### WRITTEN PROBLEM
Repeat the listing in full, preserving every character.

### DATA TO USE

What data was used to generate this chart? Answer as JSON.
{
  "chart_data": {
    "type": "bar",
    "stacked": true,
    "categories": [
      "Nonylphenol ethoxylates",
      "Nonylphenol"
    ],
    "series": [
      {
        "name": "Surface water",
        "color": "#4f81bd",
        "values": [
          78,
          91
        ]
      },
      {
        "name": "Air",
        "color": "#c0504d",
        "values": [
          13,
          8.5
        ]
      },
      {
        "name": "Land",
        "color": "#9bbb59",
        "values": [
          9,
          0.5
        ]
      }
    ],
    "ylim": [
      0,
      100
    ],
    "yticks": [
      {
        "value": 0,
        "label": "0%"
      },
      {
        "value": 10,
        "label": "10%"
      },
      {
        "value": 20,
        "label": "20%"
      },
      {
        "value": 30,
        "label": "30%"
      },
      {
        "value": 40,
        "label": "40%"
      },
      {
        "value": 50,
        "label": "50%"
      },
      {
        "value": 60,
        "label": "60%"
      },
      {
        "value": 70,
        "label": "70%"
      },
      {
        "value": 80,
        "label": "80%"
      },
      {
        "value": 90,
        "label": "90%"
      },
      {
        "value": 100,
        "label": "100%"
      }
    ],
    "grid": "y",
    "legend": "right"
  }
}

### WRITTEN REPLY
What data was used to generate this chart? Answer as JSON.
{
  "chart_data": {
    "type": "bar",
    "stacked": true,
    "categories": [
      "Nonylphenol ethoxylates",
      "Nonylphenol"
    ],
    "series": [
      {
        "name": "Surface water",
        "color": "#4f81bd",
        "values": [
          78,
          91
        ]
      },
      {
        "name": "Air",
        "color": "#c0504d",
        "values": [
          13,
          8.5
        ]
      },
      {
        "name": "Land",
        "color": "#9bbb59",
        "values": [
          9,
          0.5
        ]
      }
    ],
    "ylim": [
      0,
      100
    ],
    "yticks": [
      {
        "value": 0,
        "label": "0%"
      },
      {
        "value": 10,
        "label": "10%"
      },
      {
        "value": 20,
        "label": "20%"
      },
      {
        "value": 30,
        "label": "30%"
      },
      {
        "value": 40,
        "label": "40%"
      },
      {
        "value": 50,
        "label": "50%"
      },
      {
        "value": 60,
        "label": "60%"
      },
      {
        "value": 70,
        "label": "70%"
      },
      {
        "value": 80,
        "label": "80%"
      },
      {
        "value": 90,
        "label": "90%"
      },
      {
        "value": 100,
        "label": "100%"
      }
    ],
    "grid": "y",
    "legend": "right"
  }
}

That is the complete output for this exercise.